• _Material to process_
● ● ●
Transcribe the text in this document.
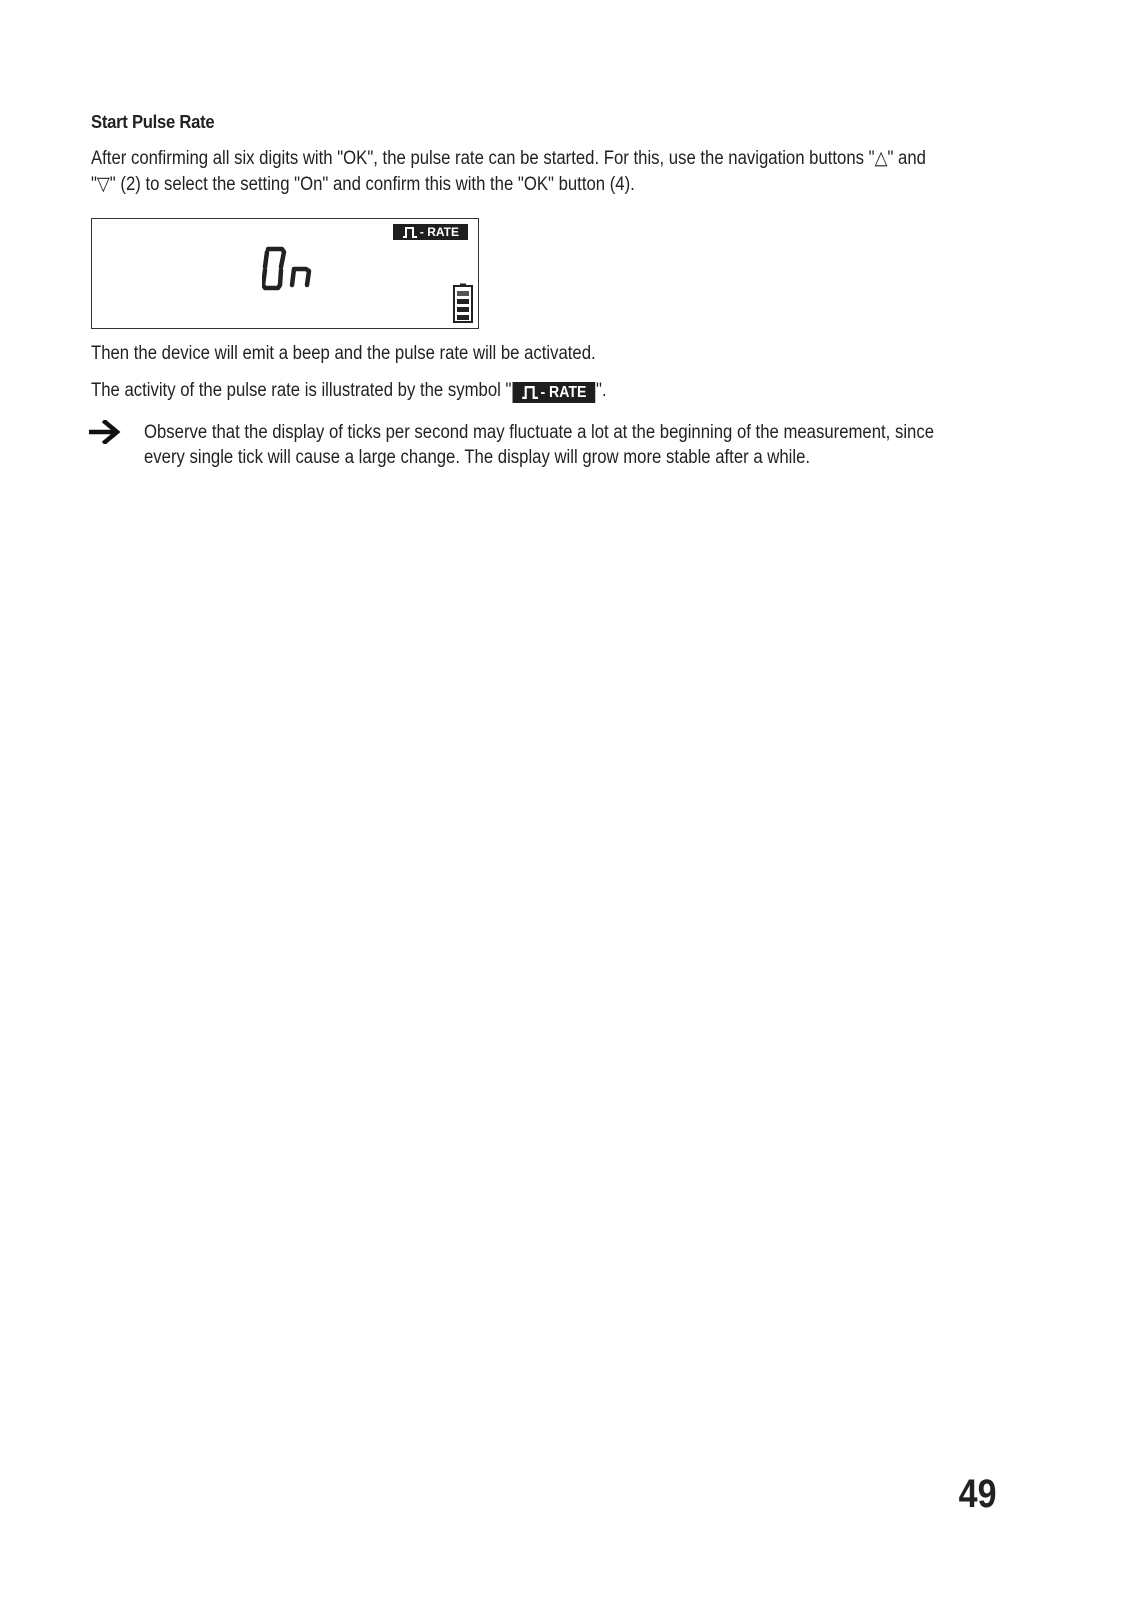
Start Pulse Rate
After confirming all six digits with "OK", the pulse rate can be started. For this, use the navigation buttons "△" and
"▽" (2) to select the setting "On" and confirm this with the "OK" button (4).
- RATE
Then the device will emit a beep and the pulse rate will be activated.
The activity of the pulse rate is illustrated by the symbol " - RATE ".
Observe that the display of ticks per second may fluctuate a lot at the beginning of the measurement, since
every single tick will cause a large change. The display will grow more stable after a while.
49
● ● ●
• _Work to complete_
Reproduce the listing word for word and omit its pictures.

• _Answer below_
Transcribe the text in this document.
Start Pulse Rate
After confirming all six digits with "OK", the pulse rate can be started. For this, use the navigation buttons "△" and
"▽" (2) to select the setting "On" and confirm this with the "OK" button (4).
- RATE
Then the device will emit a beep and the pulse rate will be activated.
The activity of the pulse rate is illustrated by the symbol " - RATE ".
Observe that the display of ticks per second may fluctuate a lot at the beginning of the measurement, since
every single tick will cause a large change. The display will grow more stable after a while.
49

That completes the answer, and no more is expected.